As the melee ensued, I thought about M., who was happy at home with his canned chili.  I thought about how he was 200% supportive of my academic career – although he does often say he wishes I was not so tired and overwhelmed by it.  I thought about how he was fine with me being away – as a couple married later in life – this has never been an issue for either of us.  And then I thought about my new e-friend Rosamond.  Raised in England, she is married to a man with Pakistani origins – and moved by the spirit, she converted to Islam when she married him. We have e-met and bonded recently through this blog – and I am ever grateful for her support and insightful comments.

I thought about all of her delicious-looking cooking posted on her blog entitled Food Glorious Food from Rosamond’s Kitchen.  I thought about my stepmom’s good advice about sometimes the best balm to heal an argument rift in a relationship is a good, home-cooked meal.  I thought about how nice it is to sit across from M. and have dinner together at the dining table.  I thought “I need to go home, and try out some of Rosamond’s recipes.”  The endometriosis-infused twinges in my stomach still continued, but the mental ones eased up a bit.  Taking the bull by the horns, I began to pack my bags for the trip home.

As I prepared for the trip, I just put Karagöz and the Write-a-matrix on mute and instead, I thought about Rosamond.  In truth, I feel as though this trail-blazer in the cross-cultural marriage club (40 years of marriage and counting) is in my corner – she has given me great advice and she inspires me about not letting anything get in the way of loving my M.  This is the best of what the blogosphere has to offer, this kind of e-camaraderie.  In any case, Rosamond popped into my mind for a reason – and Karagöz knew this – in addition to being the fabulous woman and wife she is, she has embraced the joys of cooking dishes from around the world – and hosts an interesting blog that is the very epitome of the best that globalization in situ has to offer.

*DATA LISTING*:
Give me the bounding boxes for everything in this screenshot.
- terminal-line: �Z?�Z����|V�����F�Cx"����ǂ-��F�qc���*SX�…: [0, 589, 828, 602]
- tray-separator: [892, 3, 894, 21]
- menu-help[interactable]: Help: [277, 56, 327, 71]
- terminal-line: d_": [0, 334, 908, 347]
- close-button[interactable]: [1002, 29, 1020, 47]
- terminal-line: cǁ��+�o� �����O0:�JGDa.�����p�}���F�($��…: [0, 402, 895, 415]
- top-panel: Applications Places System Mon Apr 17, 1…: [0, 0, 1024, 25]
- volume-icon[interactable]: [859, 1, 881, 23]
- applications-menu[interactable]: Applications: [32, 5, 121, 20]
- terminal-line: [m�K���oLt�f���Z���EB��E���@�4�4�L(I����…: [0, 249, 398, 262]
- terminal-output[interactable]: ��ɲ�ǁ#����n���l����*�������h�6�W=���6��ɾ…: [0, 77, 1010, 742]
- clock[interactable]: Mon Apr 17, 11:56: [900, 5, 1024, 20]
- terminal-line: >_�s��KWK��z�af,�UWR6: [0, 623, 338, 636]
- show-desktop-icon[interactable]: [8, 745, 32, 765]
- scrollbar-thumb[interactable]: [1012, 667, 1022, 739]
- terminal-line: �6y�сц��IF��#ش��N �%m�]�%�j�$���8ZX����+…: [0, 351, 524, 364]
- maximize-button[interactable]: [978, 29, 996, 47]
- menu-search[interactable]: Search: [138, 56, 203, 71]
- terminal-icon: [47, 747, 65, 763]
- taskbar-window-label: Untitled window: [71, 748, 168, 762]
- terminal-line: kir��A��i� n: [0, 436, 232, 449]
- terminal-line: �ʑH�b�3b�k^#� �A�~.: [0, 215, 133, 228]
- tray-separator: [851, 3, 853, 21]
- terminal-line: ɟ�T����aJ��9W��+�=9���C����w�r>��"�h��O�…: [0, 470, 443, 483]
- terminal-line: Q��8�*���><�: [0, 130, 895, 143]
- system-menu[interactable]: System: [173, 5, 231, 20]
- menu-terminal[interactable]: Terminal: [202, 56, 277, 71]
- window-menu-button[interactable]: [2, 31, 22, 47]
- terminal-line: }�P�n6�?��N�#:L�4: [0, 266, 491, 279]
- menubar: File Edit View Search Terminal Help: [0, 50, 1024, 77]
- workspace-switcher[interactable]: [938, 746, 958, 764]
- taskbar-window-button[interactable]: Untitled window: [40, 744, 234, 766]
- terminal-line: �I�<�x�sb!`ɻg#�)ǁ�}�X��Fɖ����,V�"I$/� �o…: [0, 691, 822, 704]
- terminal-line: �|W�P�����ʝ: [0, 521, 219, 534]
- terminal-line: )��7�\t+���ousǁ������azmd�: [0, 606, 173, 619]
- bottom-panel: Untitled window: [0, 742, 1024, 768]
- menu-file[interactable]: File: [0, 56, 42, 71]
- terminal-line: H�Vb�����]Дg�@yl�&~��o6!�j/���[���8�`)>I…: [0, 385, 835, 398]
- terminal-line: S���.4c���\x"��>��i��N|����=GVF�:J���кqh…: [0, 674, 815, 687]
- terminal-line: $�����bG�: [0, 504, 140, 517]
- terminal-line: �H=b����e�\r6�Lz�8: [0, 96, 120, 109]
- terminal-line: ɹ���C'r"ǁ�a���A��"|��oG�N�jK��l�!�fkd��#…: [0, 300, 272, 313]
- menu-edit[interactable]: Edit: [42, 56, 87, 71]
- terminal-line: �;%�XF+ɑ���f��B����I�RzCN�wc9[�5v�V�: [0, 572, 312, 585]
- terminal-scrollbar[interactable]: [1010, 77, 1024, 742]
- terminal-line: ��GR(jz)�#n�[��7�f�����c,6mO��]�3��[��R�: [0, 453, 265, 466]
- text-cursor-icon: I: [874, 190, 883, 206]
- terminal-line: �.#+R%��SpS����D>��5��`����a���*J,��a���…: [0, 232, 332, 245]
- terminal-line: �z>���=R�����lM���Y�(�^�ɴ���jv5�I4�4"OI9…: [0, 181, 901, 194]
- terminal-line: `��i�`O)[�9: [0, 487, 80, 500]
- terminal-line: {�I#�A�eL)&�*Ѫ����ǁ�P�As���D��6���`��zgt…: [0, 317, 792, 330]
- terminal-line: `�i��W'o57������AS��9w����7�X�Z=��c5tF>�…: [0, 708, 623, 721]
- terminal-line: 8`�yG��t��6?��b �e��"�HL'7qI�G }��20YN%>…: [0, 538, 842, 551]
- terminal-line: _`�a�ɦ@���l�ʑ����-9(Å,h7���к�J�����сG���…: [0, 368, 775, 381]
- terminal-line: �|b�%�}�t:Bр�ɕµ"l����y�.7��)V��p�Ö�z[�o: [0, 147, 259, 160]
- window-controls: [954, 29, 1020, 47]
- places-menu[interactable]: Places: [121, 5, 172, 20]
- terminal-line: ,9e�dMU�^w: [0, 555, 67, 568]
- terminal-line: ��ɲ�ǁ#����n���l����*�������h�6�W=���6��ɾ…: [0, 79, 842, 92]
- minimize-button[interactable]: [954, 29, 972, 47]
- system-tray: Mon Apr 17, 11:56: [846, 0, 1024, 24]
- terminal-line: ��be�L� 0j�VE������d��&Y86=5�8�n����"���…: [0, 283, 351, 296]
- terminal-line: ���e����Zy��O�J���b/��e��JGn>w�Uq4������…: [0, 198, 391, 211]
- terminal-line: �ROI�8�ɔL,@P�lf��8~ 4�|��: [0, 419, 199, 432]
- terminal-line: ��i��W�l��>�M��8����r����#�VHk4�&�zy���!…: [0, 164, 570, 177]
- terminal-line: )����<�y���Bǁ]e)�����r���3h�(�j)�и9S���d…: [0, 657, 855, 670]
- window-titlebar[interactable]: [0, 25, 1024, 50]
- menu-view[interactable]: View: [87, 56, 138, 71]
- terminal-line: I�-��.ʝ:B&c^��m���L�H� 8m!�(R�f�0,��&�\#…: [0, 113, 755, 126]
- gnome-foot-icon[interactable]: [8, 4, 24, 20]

*PROBLEM STATEMENT*: Return the stretch of the blog passage about Rosamond from "As I prepared" through "has to offer.", copied word for word.

*REPLY TO THE EXERCISE*:
As I prepared for the trip, I just put Karagöz and the Write-a-matrix on mute and instead, I thought about Rosamond.  In truth, I feel as though this trail-blazer in the cross-cultural marriage club (40 years of marriage and counting) is in my corner – she has given me great advice and she inspires me about not letting anything get in the way of loving my M.  This is the best of what the blogosphere has to offer, this kind of e-camaraderie.  In any case, Rosamond popped into my mind for a reason – and Karagöz knew this – in addition to being the fabulous woman and wife she is, she has embraced the joys of cooking dishes from around the world – and hosts an interesting blog that is the very epitome of the best that globalization in situ has to offer.